-- START Input material --

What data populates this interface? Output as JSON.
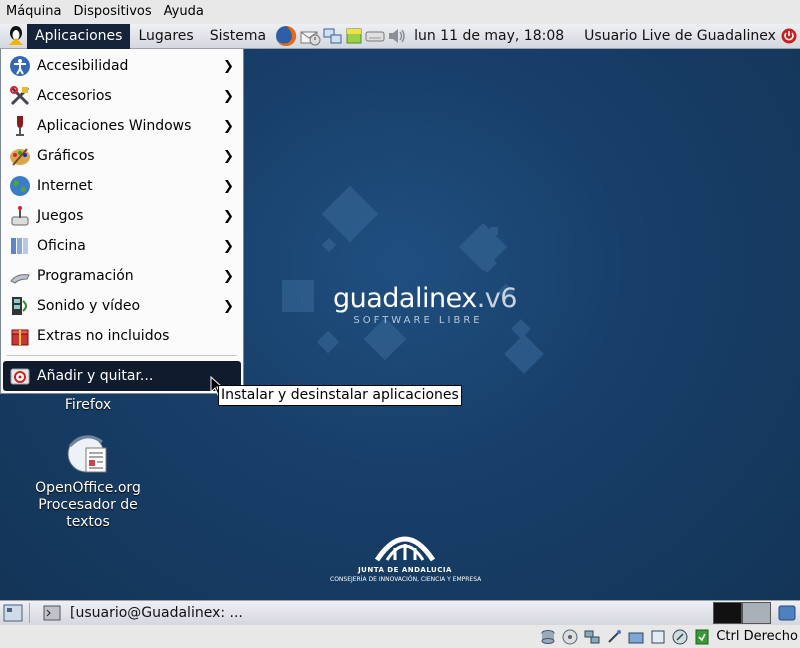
{
  "vbox_menubar": {
    "items": [
      "Máquina",
      "Dispositivos",
      "Ayuda"
    ]
  },
  "top_panel": {
    "menus": [
      "Aplicaciones",
      "Lugares",
      "Sistema"
    ],
    "clock": "lun 11 de may, 18:08",
    "user": "Usuario Live de Guadalinex"
  },
  "apps_menu": {
    "items": [
      {
        "label": "Accesibilidad",
        "icon": "accessibility-icon",
        "submenu": true
      },
      {
        "label": "Accesorios",
        "icon": "accessories-icon",
        "submenu": true
      },
      {
        "label": "Aplicaciones Windows",
        "icon": "wine-icon",
        "submenu": true
      },
      {
        "label": "Gráficos",
        "icon": "graphics-icon",
        "submenu": true
      },
      {
        "label": "Internet",
        "icon": "internet-globe-icon",
        "submenu": true
      },
      {
        "label": "Juegos",
        "icon": "games-icon",
        "submenu": true
      },
      {
        "label": "Oficina",
        "icon": "office-icon",
        "submenu": true
      },
      {
        "label": "Programación",
        "icon": "programming-icon",
        "submenu": true
      },
      {
        "label": "Sonido y vídeo",
        "icon": "multimedia-icon",
        "submenu": true
      },
      {
        "label": "Extras no incluidos",
        "icon": "extras-icon",
        "submenu": false
      }
    ],
    "add_remove": {
      "label": "Añadir y quitar...",
      "icon": "add-remove-icon"
    }
  },
  "tooltip": "Instalar y desinstalar aplicaciones",
  "desktop": {
    "icons": [
      {
        "label": "Firefox"
      },
      {
        "label": "OpenOffice.org\nProcesador de\ntextos"
      }
    ],
    "brand_main": "guadalinex",
    "brand_version": ".v6",
    "brand_sub": "SOFTWARE LIBRE",
    "junta_title": "JUNTA DE ANDALUCIA",
    "junta_sub": "CONSEJERÍA DE INNOVACIÓN, CIENCIA Y EMPRESA"
  },
  "bottom_panel": {
    "task": "[usuario@Guadalinex: ..."
  },
  "vbox_status": {
    "host_key": "Ctrl Derecho"
  },
  "colors": {
    "menu_highlight": "#101c2e",
    "desktop_bg": "#183f6a"
  }
}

-- END Input material --

*Problem requirements*: Transcribe the listing in full and omit the pictures.

*The response*:
What data populates this interface? Output as JSON.
{
  "vbox_menubar": {
    "items": [
      "Máquina",
      "Dispositivos",
      "Ayuda"
    ]
  },
  "top_panel": {
    "menus": [
      "Aplicaciones",
      "Lugares",
      "Sistema"
    ],
    "clock": "lun 11 de may, 18:08",
    "user": "Usuario Live de Guadalinex"
  },
  "apps_menu": {
    "items": [
      {
        "label": "Accesibilidad",
        "icon": "accessibility-icon",
        "submenu": true
      },
      {
        "label": "Accesorios",
        "icon": "accessories-icon",
        "submenu": true
      },
      {
        "label": "Aplicaciones Windows",
        "icon": "wine-icon",
        "submenu": true
      },
      {
        "label": "Gráficos",
        "icon": "graphics-icon",
        "submenu": true
      },
      {
        "label": "Internet",
        "icon": "internet-globe-icon",
        "submenu": true
      },
      {
        "label": "Juegos",
        "icon": "games-icon",
        "submenu": true
      },
      {
        "label": "Oficina",
        "icon": "office-icon",
        "submenu": true
      },
      {
        "label": "Programación",
        "icon": "programming-icon",
        "submenu": true
      },
      {
        "label": "Sonido y vídeo",
        "icon": "multimedia-icon",
        "submenu": true
      },
      {
        "label": "Extras no incluidos",
        "icon": "extras-icon",
        "submenu": false
      }
    ],
    "add_remove": {
      "label": "Añadir y quitar...",
      "icon": "add-remove-icon"
    }
  },
  "tooltip": "Instalar y desinstalar aplicaciones",
  "desktop": {
    "icons": [
      {
        "label": "Firefox"
      },
      {
        "label": "OpenOffice.org\nProcesador de\ntextos"
      }
    ],
    "brand_main": "guadalinex",
    "brand_version": ".v6",
    "brand_sub": "SOFTWARE LIBRE",
    "junta_title": "JUNTA DE ANDALUCIA",
    "junta_sub": "CONSEJERÍA DE INNOVACIÓN, CIENCIA Y EMPRESA"
  },
  "bottom_panel": {
    "task": "[usuario@Guadalinex: ..."
  },
  "vbox_status": {
    "host_key": "Ctrl Derecho"
  },
  "colors": {
    "menu_highlight": "#101c2e",
    "desktop_bg": "#183f6a"
  }
}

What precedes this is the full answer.